▸ Work to do
Do not copy the pictures; transcribe all other material exactly.

Saved data entries:
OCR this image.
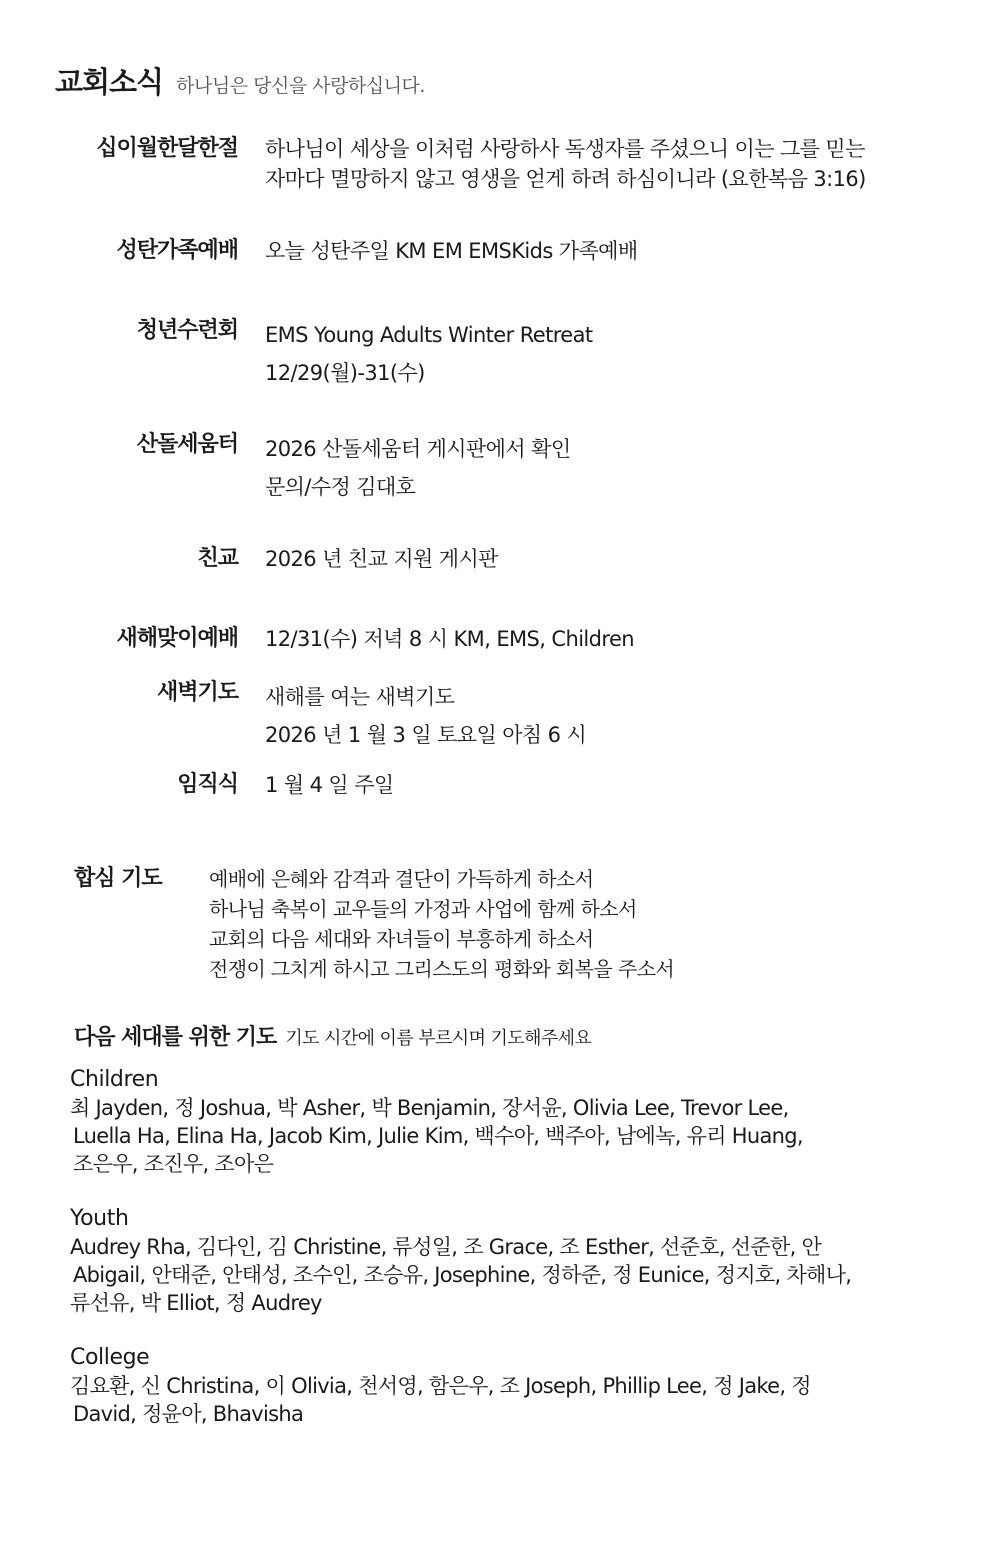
교회소식 하나님은 당신을 사랑하십니다.
십이월한달한절 하나님이 세상을 이처럼 사랑하사 독생자를 주셨으니 이는 그를 믿는
자마다 멸망하지 않고 영생을 얻게 하려 하심이니라 (요한복음 3:16)
성탄가족예배 오늘 성탄주일 KM EM EMSKids 가족예배
청년수련회 EMS Young Adults Winter Retreat
12/29(월)-31(수)
산돌세움터 2026 산돌세움터 게시판에서 확인
문의/수정 김대호
친교 2026 년 친교 지원 게시판
새해맞이예배 12/31(수) 저녁 8 시 KM, EMS, Children
새벽기도 새해를 여는 새벽기도
2026 년 1 월 3 일 토요일 아침 6 시
임직식 1 월 4 일 주일
합심 기도	예배에 은혜와 감격과 결단이 가득하게 하소서
하나님 축복이 교우들의 가정과 사업에 함께 하소서
교회의 다음 세대와 자녀들이 부흥하게 하소서
전쟁이 그치게 하시고 그리스도의 평화와 회복을 주소서
다음 세대를 위한 기도 기도 시간에 이름 부르시며 기도해주세요
Children
최 Jayden, 정 Joshua, 박 Asher, 박 Benjamin, 장서윤, Olivia Lee, Trevor Lee,
Luella Ha, Elina Ha, Jacob Kim, Julie Kim, 백수아, 백주아, 남에녹, 유리 Huang,
조은우, 조진우, 조아은
Youth
Audrey Rha, 김다인, 김 Christine, 류성일, 조 Grace, 조 Esther, 선준호, 선준한, 안
Abigail, 안태준, 안태성, 조수인, 조승유, Josephine, 정하준, 정 Eunice, 정지호, 차해나,
류선유, 박 Elliot, 정 Audrey
College
김요환, 신 Christina, 이 Olivia, 천서영, 함은우, 조 Joseph, Phillip Lee, 정 Jake, 정
David, 정윤아, Bhavisha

▸ Solution
OCR this image.
교회소식 하나님은 당신을 사랑하십니다.
십이월한달한절 하나님이 세상을 이처럼 사랑하사 독생자를 주셨으니 이는 그를 믿는
자마다 멸망하지 않고 영생을 얻게 하려 하심이니라 (요한복음 3:16)
성탄가족예배 오늘 성탄주일 KM EM EMSKids 가족예배
청년수련회 EMS Young Adults Winter Retreat
12/29(월)-31(수)
산돌세움터 2026 산돌세움터 게시판에서 확인
문의/수정 김대호
친교 2026 년 친교 지원 게시판
새해맞이예배 12/31(수) 저녁 8 시 KM, EMS, Children
새벽기도 새해를 여는 새벽기도
2026 년 1 월 3 일 토요일 아침 6 시
임직식 1 월 4 일 주일
합심 기도	예배에 은혜와 감격과 결단이 가득하게 하소서
하나님 축복이 교우들의 가정과 사업에 함께 하소서
교회의 다음 세대와 자녀들이 부흥하게 하소서
전쟁이 그치게 하시고 그리스도의 평화와 회복을 주소서
다음 세대를 위한 기도 기도 시간에 이름 부르시며 기도해주세요
Children
최 Jayden, 정 Joshua, 박 Asher, 박 Benjamin, 장서윤, Olivia Lee, Trevor Lee,
Luella Ha, Elina Ha, Jacob Kim, Julie Kim, 백수아, 백주아, 남에녹, 유리 Huang,
조은우, 조진우, 조아은
Youth
Audrey Rha, 김다인, 김 Christine, 류성일, 조 Grace, 조 Esther, 선준호, 선준한, 안
Abigail, 안태준, 안태성, 조수인, 조승유, Josephine, 정하준, 정 Eunice, 정지호, 차해나,
류선유, 박 Elliot, 정 Audrey
College
김요환, 신 Christina, 이 Olivia, 천서영, 함은우, 조 Joseph, Phillip Lee, 정 Jake, 정
David, 정윤아, Bhavisha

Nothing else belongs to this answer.